All of the data should be repeated exactly; pictures are not part of the copy.

• • • • •

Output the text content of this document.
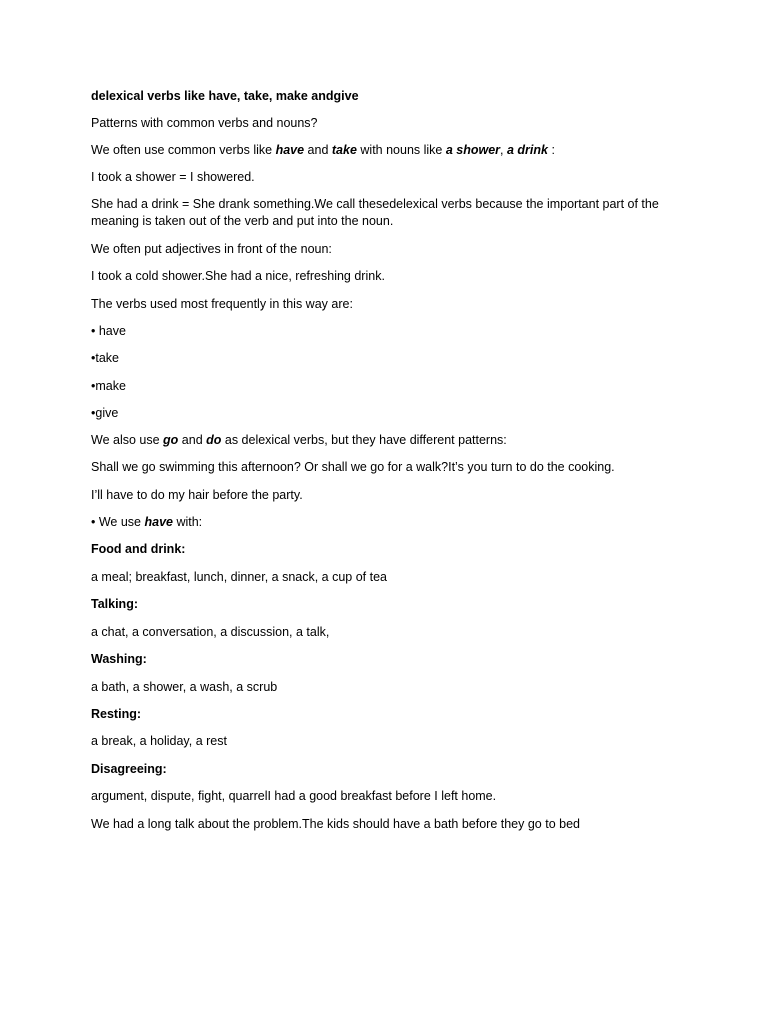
delexical verbs like have, take, make andgive
Patterns with common verbs and nouns?
We often use common verbs like have and take with nouns like a shower, a drink :
I took a shower = I showered.
She had a drink = She drank something.We call thesedelexical verbs because the important part of the meaning is taken out of the verb and put into the noun.
We often put adjectives in front of the noun:
I took a cold shower.She had a nice, refreshing drink.
The verbs used most frequently in this way are:
• have
•take
•make
•give
We also use go and do as delexical verbs, but they have different patterns:
Shall we go swimming this afternoon? Or shall we go for a walk?It’s you turn to do the cooking.
I’ll have to do my hair before the party.
• We use have with:
Food and drink:
a meal; breakfast, lunch, dinner, a snack, a cup of tea
Talking:
a chat, a conversation, a discussion, a talk,
Washing:
a bath, a shower, a wash, a scrub
Resting:
a break, a holiday, a rest
Disagreeing:
argument, dispute, fight, quarrelI had a good breakfast before I left home.
We had a long talk about the problem.The kids should have a bath before they go to bed
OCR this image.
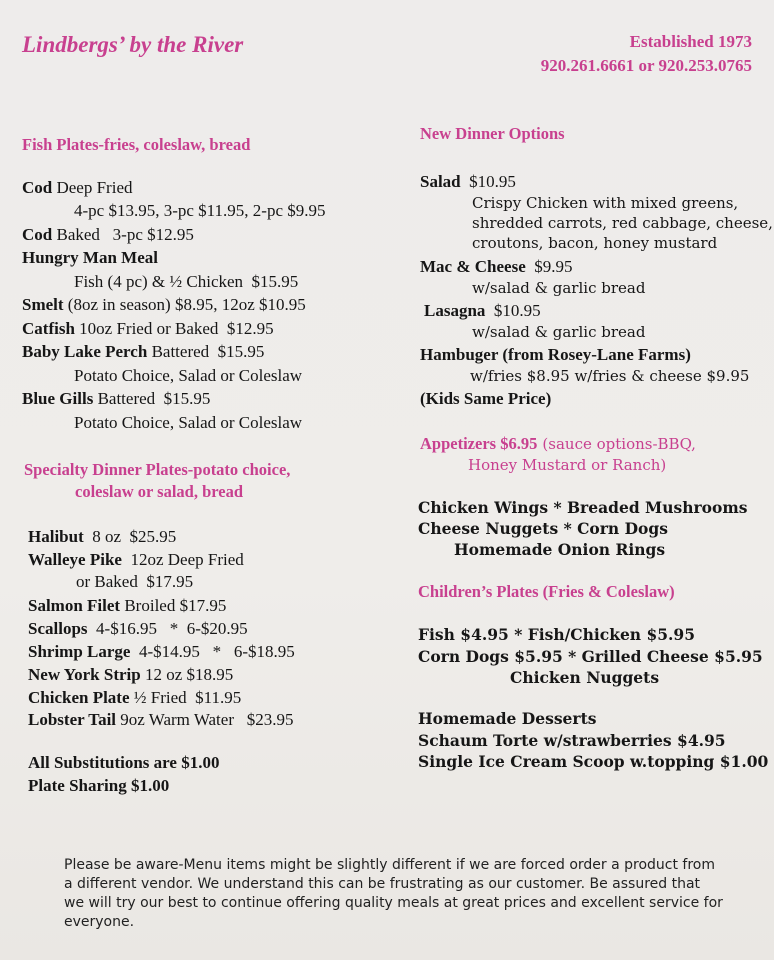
Lindbergs’ by the River	Established 1973
920.261.6661 or 920.253.0765
Fish Plates-fries, coleslaw, bread
Cod Deep Fried
4-pc $13.95, 3-pc $11.95, 2-pc $9.95
Cod Baked   3-pc $12.95
Hungry Man Meal
Fish (4 pc) & ½ Chicken  $15.95
Smelt (8oz in season) $8.95, 12oz $10.95
Catfish 10oz Fried or Baked  $12.95
Baby Lake Perch Battered  $15.95
Potato Choice, Salad or Coleslaw
Blue Gills Battered  $15.95
Potato Choice, Salad or Coleslaw
Specialty Dinner Plates-potato choice,
coleslaw or salad, bread
Halibut  8 oz  $25.95
Walleye Pike  12oz Deep Fried
or Baked  $17.95
Salmon Filet Broiled $17.95
Scallops  4-$16.95   *  6-$20.95
Shrimp Large  4-$14.95   *   6-$18.95
New York Strip 12 oz $18.95
Chicken Plate ½ Fried  $11.95
Lobster Tail 9oz Warm Water   $23.95
All Substitutions are $1.00
Plate Sharing $1.00
New Dinner Options
Salad $10.95
Crispy Chicken with mixed greens,
shredded carrots, red cabbage, cheese,
croutons, bacon, honey mustard
Mac & Cheese $9.95
w/salad & garlic bread
Lasagna $10.95
w/salad & garlic bread
Hambuger (from Rosey-Lane Farms)
w/fries $8.95 w/fries & cheese $9.95
(Kids Same Price)
Appetizers $6.95 (sauce options-BBQ,
Honey Mustard or Ranch)
Chicken Wings * Breaded Mushrooms
Cheese Nuggets * Corn Dogs
Homemade Onion Rings
Children’s Plates (Fries & Coleslaw)
Fish $4.95 * Fish/Chicken $5.95
Corn Dogs $5.95 * Grilled Cheese $5.95
Chicken Nuggets
Homemade Desserts
Schaum Torte w/strawberries $4.95
Single Ice Cream Scoop w.topping $1.00
Please be aware-Menu items might be slightly different if we are forced order a product from a different vendor. We understand this can be frustrating as our customer. Be assured that we will try our best to continue offering quality meals at great prices and excellent service for everyone.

• • • • •

> _Written answer_
Output the text content of this document.
delexical verbs like have, take, make andgive
Patterns with common verbs and nouns?
We often use common verbs like have and take with nouns like a shower, a drink :
I took a shower = I showered.
She had a drink = She drank something.We call thesedelexical verbs because the important part of the meaning is taken out of the verb and put into the noun.
We often put adjectives in front of the noun:
I took a cold shower.She had a nice, refreshing drink.
The verbs used most frequently in this way are:
• have
•take
•make
•give
We also use go and do as delexical verbs, but they have different patterns:
Shall we go swimming this afternoon? Or shall we go for a walk?It’s you turn to do the cooking.
I’ll have to do my hair before the party.
• We use have with:
Food and drink:
a meal; breakfast, lunch, dinner, a snack, a cup of tea
Talking:
a chat, a conversation, a discussion, a talk,
Washing:
a bath, a shower, a wash, a scrub
Resting:
a break, a holiday, a rest
Disagreeing:
argument, dispute, fight, quarrelI had a good breakfast before I left home.
We had a long talk about the problem.The kids should have a bath before they go to bed
OCR this image.
Lindbergs’ by the River	Established 1973
920.261.6661 or 920.253.0765
Fish Plates-fries, coleslaw, bread
Cod Deep Fried
4-pc $13.95, 3-pc $11.95, 2-pc $9.95
Cod Baked   3-pc $12.95
Hungry Man Meal
Fish (4 pc) & ½ Chicken  $15.95
Smelt (8oz in season) $8.95, 12oz $10.95
Catfish 10oz Fried or Baked  $12.95
Baby Lake Perch Battered  $15.95
Potato Choice, Salad or Coleslaw
Blue Gills Battered  $15.95
Potato Choice, Salad or Coleslaw
Specialty Dinner Plates-potato choice,
coleslaw or salad, bread
Halibut  8 oz  $25.95
Walleye Pike  12oz Deep Fried
or Baked  $17.95
Salmon Filet Broiled $17.95
Scallops  4-$16.95   *  6-$20.95
Shrimp Large  4-$14.95   *   6-$18.95
New York Strip 12 oz $18.95
Chicken Plate ½ Fried  $11.95
Lobster Tail 9oz Warm Water   $23.95
All Substitutions are $1.00
Plate Sharing $1.00
New Dinner Options
Salad $10.95
Crispy Chicken with mixed greens,
shredded carrots, red cabbage, cheese,
croutons, bacon, honey mustard
Mac & Cheese $9.95
w/salad & garlic bread
Lasagna $10.95
w/salad & garlic bread
Hambuger (from Rosey-Lane Farms)
w/fries $8.95 w/fries & cheese $9.95
(Kids Same Price)
Appetizers $6.95 (sauce options-BBQ,
Honey Mustard or Ranch)
Chicken Wings * Breaded Mushrooms
Cheese Nuggets * Corn Dogs
Homemade Onion Rings
Children’s Plates (Fries & Coleslaw)
Fish $4.95 * Fish/Chicken $5.95
Corn Dogs $5.95 * Grilled Cheese $5.95
Chicken Nuggets
Homemade Desserts
Schaum Torte w/strawberries $4.95
Single Ice Cream Scoop w.topping $1.00
Please be aware-Menu items might be slightly different if we are forced order a product from a different vendor. We understand this can be frustrating as our customer. Be assured that we will try our best to continue offering quality meals at great prices and excellent service for everyone.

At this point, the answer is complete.